[Layout element annotations]
===============

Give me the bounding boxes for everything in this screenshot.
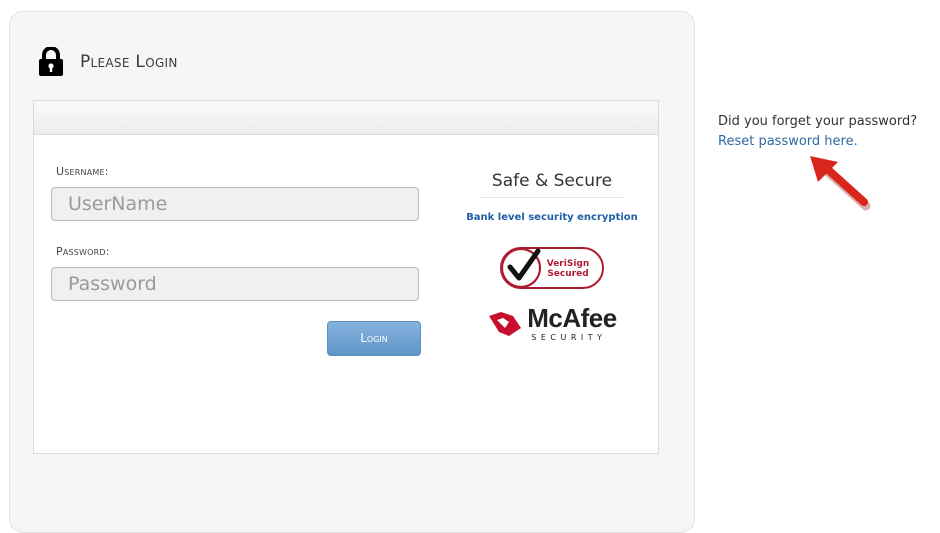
mcafee-shield-icon	[489, 311, 522, 336]
bank-encryption-text: Bank level security encryption	[466, 212, 638, 223]
password-label: Password:	[56, 245, 110, 258]
reset-password-link[interactable]: Reset password here.	[718, 132, 917, 152]
safe-secure-title: Safe & Secure	[480, 171, 624, 198]
security-badges: Safe & Secure Bank level security encryp…	[466, 171, 638, 342]
page-title: Please Login	[80, 52, 178, 72]
card-header-bar	[34, 101, 658, 135]
red-arrow-icon	[810, 156, 871, 211]
mcafee-logo: McAfee SECURITY	[466, 305, 638, 342]
verisign-text-1: VeriSign	[547, 259, 590, 269]
lock-icon	[39, 47, 63, 76]
login-button[interactable]: Login	[327, 321, 421, 356]
password-input[interactable]	[51, 267, 419, 301]
panel-header: Please Login	[38, 42, 178, 82]
username-input[interactable]	[51, 187, 419, 221]
forgot-password-question: Did you forget your password?	[718, 114, 918, 129]
username-label: Username:	[56, 165, 109, 178]
verisign-text-2: Secured	[547, 269, 588, 279]
login-panel: Please Login Username: Password: Login S…	[9, 11, 695, 533]
mcafee-name: McAfee	[527, 303, 617, 333]
verisign-logo: VeriSign Secured	[500, 247, 604, 289]
login-form-card: Username: Password: Login Safe & Secure …	[33, 100, 659, 454]
mcafee-subtitle: SECURITY	[531, 333, 607, 342]
forgot-password-area: Did you forget your password? Reset pass…	[718, 112, 917, 152]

===============

- **Directions for this task**: Write out every line of the entries above character for character, leaving the picture out.

- **Right answer**:
Give me the bounding boxes for everything in this screenshot.
mcafee-shield-icon	[489, 311, 522, 336]
bank-encryption-text: Bank level security encryption	[466, 212, 638, 223]
password-label: Password:	[56, 245, 110, 258]
reset-password-link[interactable]: Reset password here.	[718, 132, 917, 152]
safe-secure-title: Safe & Secure	[480, 171, 624, 198]
security-badges: Safe & Secure Bank level security encryp…	[466, 171, 638, 342]
page-title: Please Login	[80, 52, 178, 72]
card-header-bar	[34, 101, 658, 135]
red-arrow-icon	[810, 156, 871, 211]
mcafee-logo: McAfee SECURITY	[466, 305, 638, 342]
verisign-text-1: VeriSign	[547, 259, 590, 269]
lock-icon	[39, 47, 63, 76]
login-button[interactable]: Login	[327, 321, 421, 356]
password-input[interactable]	[51, 267, 419, 301]
panel-header: Please Login	[38, 42, 178, 82]
username-input[interactable]	[51, 187, 419, 221]
forgot-password-question: Did you forget your password?	[718, 114, 918, 129]
username-label: Username:	[56, 165, 109, 178]
verisign-text-2: Secured	[547, 269, 588, 279]
login-panel: Please Login Username: Password: Login S…	[9, 11, 695, 533]
mcafee-name: McAfee	[527, 303, 617, 333]
verisign-logo: VeriSign Secured	[500, 247, 604, 289]
login-form-card: Username: Password: Login Safe & Secure …	[33, 100, 659, 454]
mcafee-subtitle: SECURITY	[531, 333, 607, 342]
forgot-password-area: Did you forget your password? Reset pass…	[718, 112, 917, 152]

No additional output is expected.